▶ _Information given_
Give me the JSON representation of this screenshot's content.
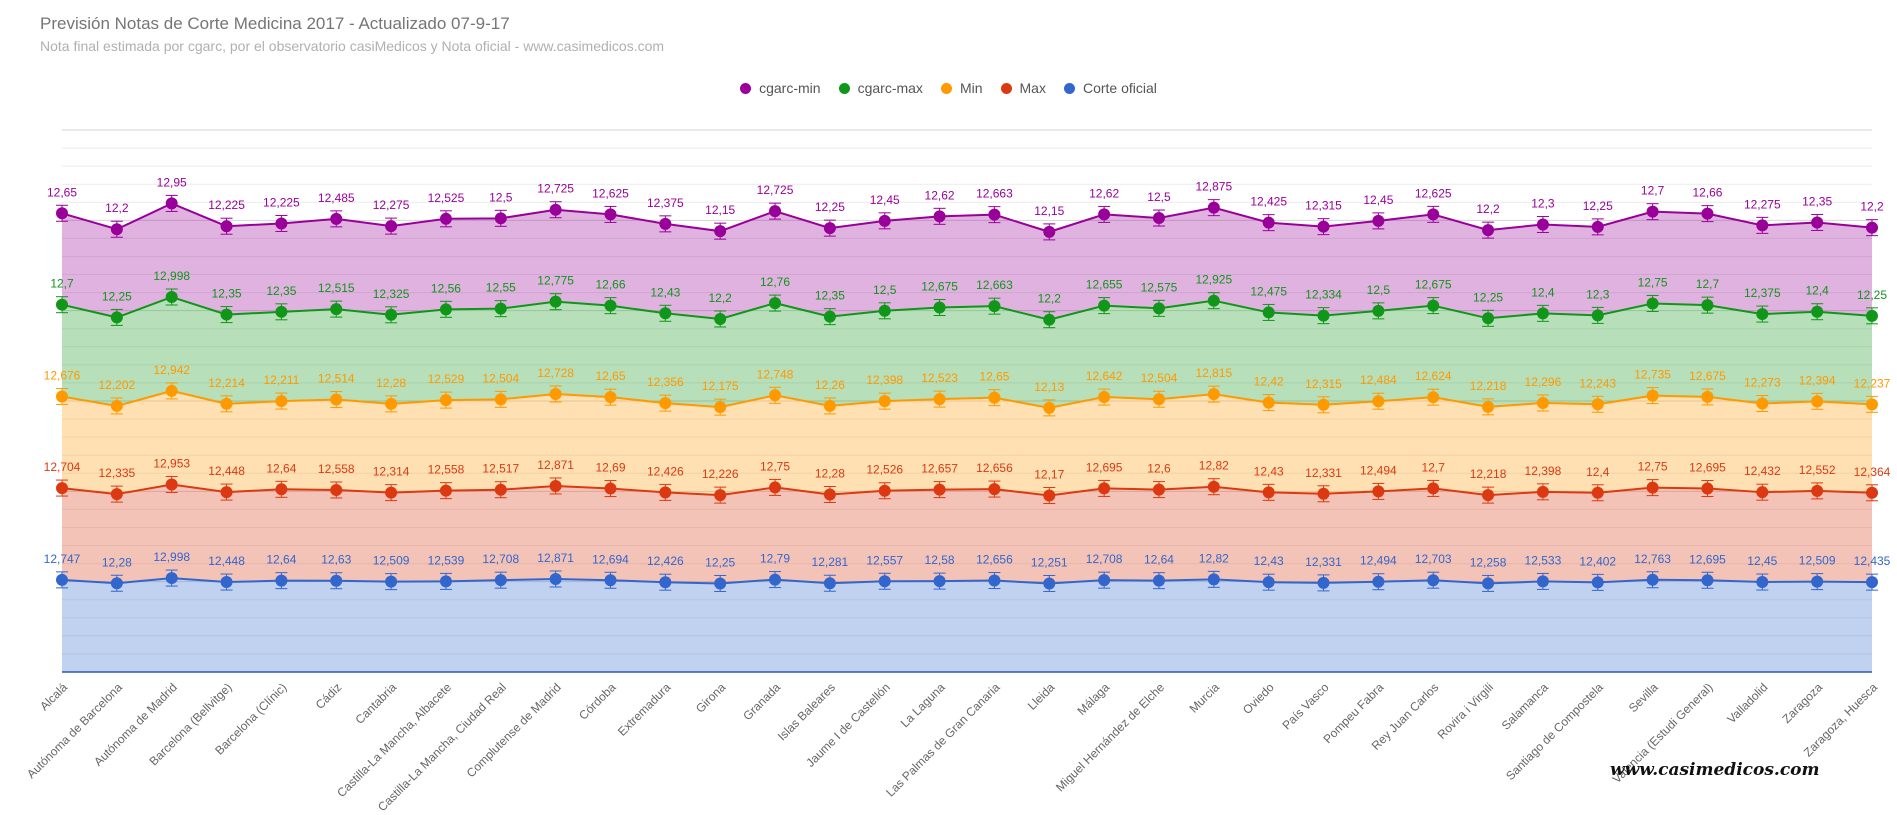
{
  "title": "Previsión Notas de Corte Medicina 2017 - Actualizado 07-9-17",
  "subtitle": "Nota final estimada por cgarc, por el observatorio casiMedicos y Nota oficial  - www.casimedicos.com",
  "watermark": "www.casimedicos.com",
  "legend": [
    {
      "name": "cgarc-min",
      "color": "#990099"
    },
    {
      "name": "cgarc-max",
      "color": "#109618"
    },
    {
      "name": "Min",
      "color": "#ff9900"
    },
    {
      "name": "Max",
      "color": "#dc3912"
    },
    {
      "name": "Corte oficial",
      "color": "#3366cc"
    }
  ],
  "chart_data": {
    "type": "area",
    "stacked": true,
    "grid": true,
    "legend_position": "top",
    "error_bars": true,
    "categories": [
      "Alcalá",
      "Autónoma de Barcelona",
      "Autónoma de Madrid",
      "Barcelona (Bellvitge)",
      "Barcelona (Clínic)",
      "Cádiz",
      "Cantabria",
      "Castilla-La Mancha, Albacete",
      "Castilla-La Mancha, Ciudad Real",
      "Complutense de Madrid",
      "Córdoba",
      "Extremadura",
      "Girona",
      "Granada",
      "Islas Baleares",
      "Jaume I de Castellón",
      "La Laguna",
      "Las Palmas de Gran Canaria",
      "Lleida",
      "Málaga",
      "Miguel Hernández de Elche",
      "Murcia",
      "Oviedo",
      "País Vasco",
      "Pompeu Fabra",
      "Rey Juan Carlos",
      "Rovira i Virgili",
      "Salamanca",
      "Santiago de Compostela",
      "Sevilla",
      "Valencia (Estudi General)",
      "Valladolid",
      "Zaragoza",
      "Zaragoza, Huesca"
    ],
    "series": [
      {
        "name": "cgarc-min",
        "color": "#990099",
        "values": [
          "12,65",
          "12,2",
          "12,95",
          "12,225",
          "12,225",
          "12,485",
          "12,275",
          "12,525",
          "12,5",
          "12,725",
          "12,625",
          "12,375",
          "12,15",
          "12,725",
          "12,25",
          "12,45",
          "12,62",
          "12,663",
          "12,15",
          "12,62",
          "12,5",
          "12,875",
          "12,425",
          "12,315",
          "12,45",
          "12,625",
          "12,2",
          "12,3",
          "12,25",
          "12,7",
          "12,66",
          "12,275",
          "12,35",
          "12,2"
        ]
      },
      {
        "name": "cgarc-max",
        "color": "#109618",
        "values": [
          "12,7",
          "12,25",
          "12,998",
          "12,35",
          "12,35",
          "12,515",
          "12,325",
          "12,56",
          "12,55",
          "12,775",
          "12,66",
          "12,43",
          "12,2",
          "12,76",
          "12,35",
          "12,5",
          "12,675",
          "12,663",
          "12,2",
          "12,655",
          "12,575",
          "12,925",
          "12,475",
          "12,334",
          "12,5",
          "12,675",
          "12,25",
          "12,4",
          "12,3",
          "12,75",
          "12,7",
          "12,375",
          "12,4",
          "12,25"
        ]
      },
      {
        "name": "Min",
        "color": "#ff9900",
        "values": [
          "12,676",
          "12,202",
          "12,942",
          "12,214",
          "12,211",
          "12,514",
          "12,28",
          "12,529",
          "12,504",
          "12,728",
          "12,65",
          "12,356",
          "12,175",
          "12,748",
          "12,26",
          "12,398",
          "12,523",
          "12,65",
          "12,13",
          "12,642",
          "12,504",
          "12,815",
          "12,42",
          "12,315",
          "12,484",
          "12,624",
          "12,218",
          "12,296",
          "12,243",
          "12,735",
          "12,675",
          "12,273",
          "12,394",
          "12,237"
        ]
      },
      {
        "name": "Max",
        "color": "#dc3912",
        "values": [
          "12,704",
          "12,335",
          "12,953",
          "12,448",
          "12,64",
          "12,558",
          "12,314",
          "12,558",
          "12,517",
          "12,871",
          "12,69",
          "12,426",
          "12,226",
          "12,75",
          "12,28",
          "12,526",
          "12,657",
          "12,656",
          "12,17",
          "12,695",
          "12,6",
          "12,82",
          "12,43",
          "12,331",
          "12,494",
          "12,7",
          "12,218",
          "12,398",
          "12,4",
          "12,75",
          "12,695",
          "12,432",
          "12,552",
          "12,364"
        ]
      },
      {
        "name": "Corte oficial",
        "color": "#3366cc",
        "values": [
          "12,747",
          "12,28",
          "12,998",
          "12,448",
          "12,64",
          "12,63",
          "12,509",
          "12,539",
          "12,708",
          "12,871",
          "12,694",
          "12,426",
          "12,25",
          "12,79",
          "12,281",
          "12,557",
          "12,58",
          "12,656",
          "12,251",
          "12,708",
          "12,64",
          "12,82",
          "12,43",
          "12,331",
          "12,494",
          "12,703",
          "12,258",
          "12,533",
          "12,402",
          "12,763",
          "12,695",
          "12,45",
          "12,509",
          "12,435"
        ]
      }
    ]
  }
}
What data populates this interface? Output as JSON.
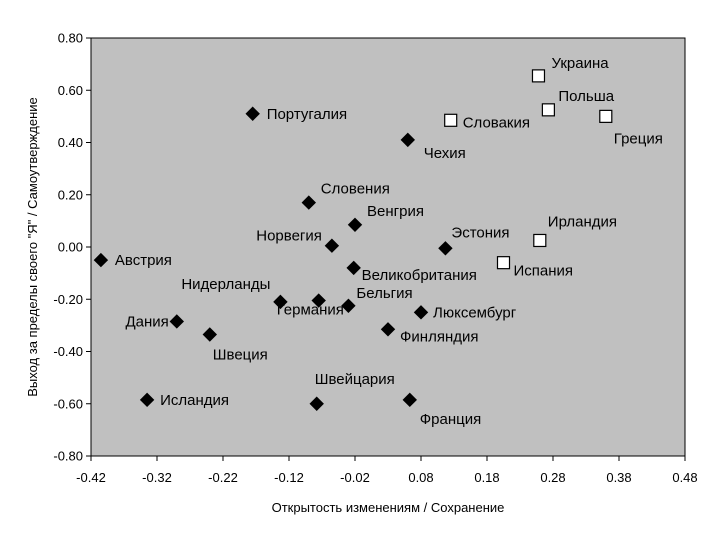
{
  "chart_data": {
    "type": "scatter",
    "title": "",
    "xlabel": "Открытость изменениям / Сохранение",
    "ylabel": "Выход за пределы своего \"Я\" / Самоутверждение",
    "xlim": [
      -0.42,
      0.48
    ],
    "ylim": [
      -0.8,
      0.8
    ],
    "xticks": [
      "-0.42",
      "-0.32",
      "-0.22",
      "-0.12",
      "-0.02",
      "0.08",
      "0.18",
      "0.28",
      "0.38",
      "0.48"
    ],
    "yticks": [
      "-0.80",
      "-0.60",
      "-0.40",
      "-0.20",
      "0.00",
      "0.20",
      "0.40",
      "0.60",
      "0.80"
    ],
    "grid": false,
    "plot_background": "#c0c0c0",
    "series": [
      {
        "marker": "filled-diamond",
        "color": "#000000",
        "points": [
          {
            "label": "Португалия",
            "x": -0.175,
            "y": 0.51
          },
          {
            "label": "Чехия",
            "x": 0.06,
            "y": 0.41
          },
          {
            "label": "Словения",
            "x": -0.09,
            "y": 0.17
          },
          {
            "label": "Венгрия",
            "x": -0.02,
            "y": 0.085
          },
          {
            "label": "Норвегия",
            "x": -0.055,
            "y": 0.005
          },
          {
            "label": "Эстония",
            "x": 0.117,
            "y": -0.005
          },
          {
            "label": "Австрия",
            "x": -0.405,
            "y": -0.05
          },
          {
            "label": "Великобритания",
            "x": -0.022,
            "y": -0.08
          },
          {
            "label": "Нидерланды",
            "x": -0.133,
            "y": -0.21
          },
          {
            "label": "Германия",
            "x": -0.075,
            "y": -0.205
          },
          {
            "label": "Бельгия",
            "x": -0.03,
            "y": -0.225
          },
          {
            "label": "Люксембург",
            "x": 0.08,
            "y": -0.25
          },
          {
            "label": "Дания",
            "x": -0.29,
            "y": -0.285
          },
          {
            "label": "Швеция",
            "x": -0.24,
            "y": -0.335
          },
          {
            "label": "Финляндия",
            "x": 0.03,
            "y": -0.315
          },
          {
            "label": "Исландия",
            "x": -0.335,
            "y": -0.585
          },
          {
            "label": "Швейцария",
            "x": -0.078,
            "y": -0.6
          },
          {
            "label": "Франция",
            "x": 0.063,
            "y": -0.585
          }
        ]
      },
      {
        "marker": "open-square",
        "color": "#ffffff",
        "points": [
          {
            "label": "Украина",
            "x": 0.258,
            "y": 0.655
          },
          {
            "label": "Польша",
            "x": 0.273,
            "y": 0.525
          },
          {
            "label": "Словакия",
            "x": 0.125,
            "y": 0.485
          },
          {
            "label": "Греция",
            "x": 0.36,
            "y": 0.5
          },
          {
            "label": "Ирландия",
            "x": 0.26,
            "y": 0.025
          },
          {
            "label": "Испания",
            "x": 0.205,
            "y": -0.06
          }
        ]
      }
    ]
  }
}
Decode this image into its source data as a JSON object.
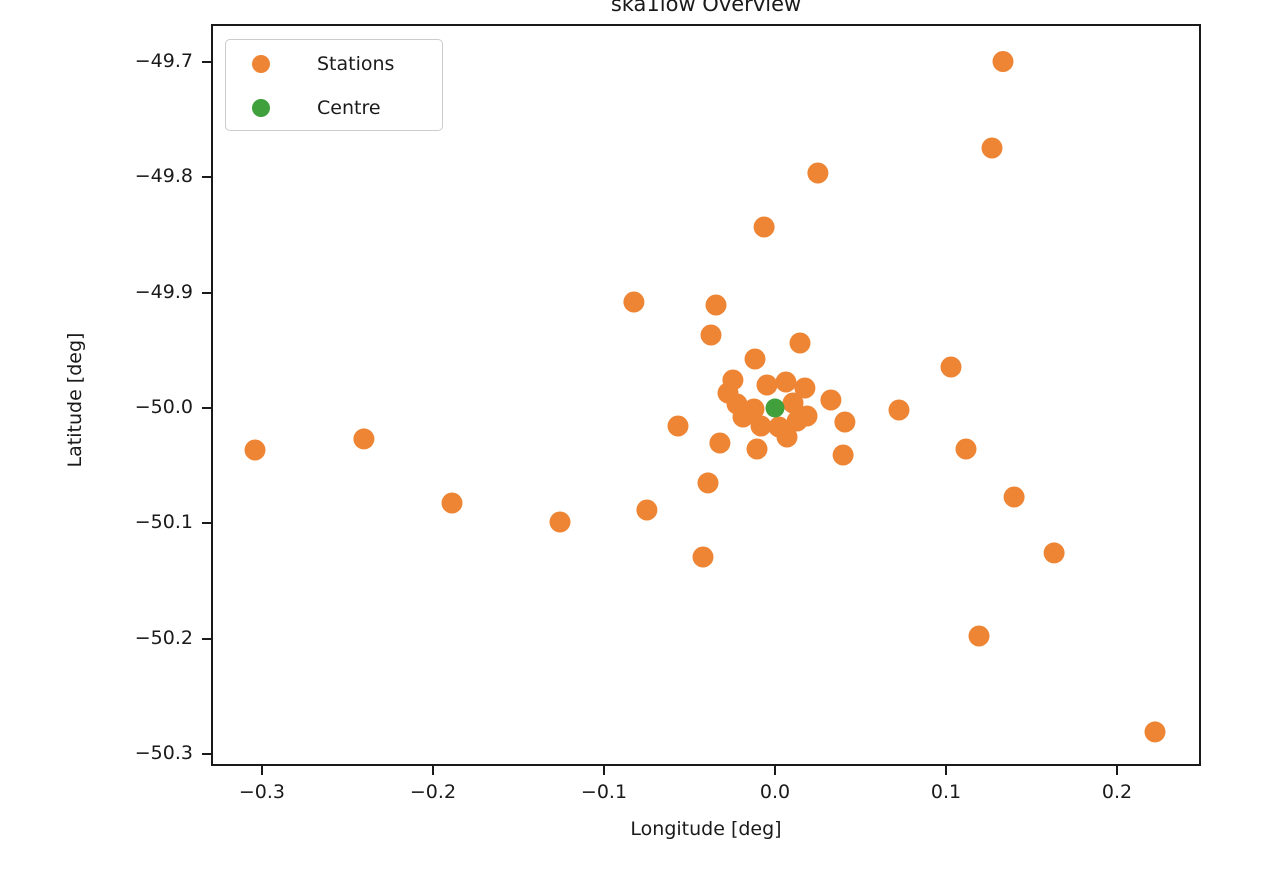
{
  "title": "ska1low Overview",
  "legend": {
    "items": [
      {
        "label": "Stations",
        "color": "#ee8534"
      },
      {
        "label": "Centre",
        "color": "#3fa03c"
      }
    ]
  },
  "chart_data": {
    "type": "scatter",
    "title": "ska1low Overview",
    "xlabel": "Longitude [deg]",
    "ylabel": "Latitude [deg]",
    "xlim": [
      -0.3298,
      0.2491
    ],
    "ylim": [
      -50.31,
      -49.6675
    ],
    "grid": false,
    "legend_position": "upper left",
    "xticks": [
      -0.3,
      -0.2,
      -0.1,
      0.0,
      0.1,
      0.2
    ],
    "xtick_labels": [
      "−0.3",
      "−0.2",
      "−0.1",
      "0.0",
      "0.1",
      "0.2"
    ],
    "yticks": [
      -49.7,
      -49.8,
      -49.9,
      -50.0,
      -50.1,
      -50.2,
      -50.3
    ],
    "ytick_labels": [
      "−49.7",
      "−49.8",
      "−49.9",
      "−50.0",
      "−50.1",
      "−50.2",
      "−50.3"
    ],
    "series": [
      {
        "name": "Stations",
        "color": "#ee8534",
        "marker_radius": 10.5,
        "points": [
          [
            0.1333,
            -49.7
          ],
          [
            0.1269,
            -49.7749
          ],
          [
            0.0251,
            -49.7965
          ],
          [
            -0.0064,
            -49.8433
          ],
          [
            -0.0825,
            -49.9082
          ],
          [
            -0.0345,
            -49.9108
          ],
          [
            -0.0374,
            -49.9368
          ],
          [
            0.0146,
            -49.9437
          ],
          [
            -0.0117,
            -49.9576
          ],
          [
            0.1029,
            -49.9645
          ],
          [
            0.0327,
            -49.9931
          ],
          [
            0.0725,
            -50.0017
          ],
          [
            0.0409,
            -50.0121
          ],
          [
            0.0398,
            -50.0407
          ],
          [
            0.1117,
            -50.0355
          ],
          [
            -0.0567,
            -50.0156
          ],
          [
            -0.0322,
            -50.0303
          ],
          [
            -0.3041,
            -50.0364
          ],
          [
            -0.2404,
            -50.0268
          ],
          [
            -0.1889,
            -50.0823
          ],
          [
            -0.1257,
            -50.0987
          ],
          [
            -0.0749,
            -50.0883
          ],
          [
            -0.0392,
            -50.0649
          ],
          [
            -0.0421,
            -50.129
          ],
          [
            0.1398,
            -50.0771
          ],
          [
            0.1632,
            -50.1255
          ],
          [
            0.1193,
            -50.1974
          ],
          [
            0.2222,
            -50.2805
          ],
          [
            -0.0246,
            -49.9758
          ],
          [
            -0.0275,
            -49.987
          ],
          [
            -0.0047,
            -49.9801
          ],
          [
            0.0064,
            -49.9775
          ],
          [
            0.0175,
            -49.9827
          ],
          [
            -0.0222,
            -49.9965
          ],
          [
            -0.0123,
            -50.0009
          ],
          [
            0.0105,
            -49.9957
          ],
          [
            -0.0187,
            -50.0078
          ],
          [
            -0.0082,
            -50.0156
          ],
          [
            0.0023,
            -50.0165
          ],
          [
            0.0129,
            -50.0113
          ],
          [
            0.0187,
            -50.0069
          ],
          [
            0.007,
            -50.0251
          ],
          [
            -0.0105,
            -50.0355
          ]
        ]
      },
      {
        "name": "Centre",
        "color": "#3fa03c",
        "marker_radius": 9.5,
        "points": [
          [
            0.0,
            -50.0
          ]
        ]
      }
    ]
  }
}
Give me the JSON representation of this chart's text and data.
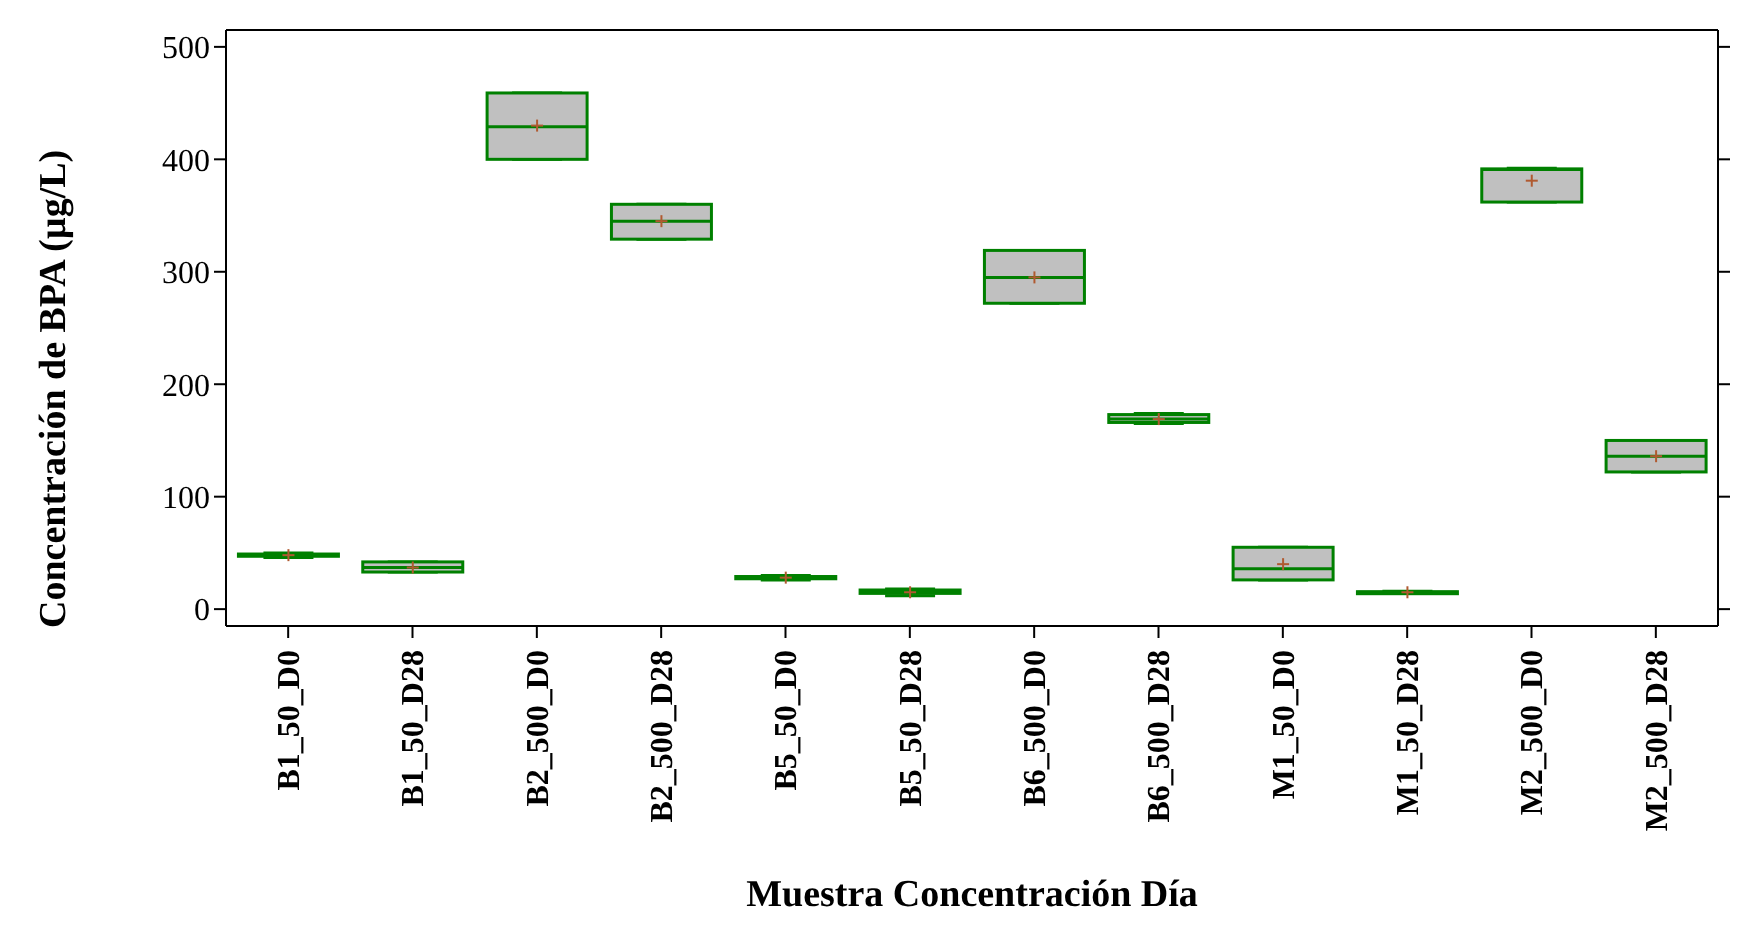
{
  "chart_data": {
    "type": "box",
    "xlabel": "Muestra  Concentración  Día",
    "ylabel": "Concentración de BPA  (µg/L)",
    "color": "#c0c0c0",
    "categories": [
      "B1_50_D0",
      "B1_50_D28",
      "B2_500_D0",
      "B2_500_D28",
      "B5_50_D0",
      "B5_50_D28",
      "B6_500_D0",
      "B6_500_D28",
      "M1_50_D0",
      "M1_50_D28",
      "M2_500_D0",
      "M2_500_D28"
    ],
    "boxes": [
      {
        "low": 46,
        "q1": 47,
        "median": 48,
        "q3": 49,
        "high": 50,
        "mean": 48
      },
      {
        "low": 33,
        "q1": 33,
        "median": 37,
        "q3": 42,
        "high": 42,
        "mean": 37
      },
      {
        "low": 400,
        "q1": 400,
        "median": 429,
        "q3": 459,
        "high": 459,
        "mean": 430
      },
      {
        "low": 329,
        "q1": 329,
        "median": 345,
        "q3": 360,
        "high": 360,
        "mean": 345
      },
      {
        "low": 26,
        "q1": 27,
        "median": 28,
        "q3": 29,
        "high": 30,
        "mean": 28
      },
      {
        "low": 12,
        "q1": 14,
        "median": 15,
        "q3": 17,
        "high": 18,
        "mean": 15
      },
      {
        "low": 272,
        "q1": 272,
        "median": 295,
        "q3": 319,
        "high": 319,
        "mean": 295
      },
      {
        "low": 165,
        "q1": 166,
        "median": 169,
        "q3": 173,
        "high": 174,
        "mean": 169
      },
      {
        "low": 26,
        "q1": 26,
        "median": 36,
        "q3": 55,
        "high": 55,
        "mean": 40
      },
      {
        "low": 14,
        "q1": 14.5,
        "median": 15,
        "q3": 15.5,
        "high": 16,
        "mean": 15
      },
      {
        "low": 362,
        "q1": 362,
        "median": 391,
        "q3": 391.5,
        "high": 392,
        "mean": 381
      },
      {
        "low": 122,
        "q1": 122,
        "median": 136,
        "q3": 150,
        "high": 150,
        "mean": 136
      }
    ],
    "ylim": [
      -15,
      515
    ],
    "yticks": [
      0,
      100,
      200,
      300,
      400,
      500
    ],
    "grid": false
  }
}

▶ _Exercise instructions_
Copy out all lines above that include the string "type".

▶ _Written solution_
    "type": "area",
    "type": "scatter",
    "type": "scatter",
    "type": "box",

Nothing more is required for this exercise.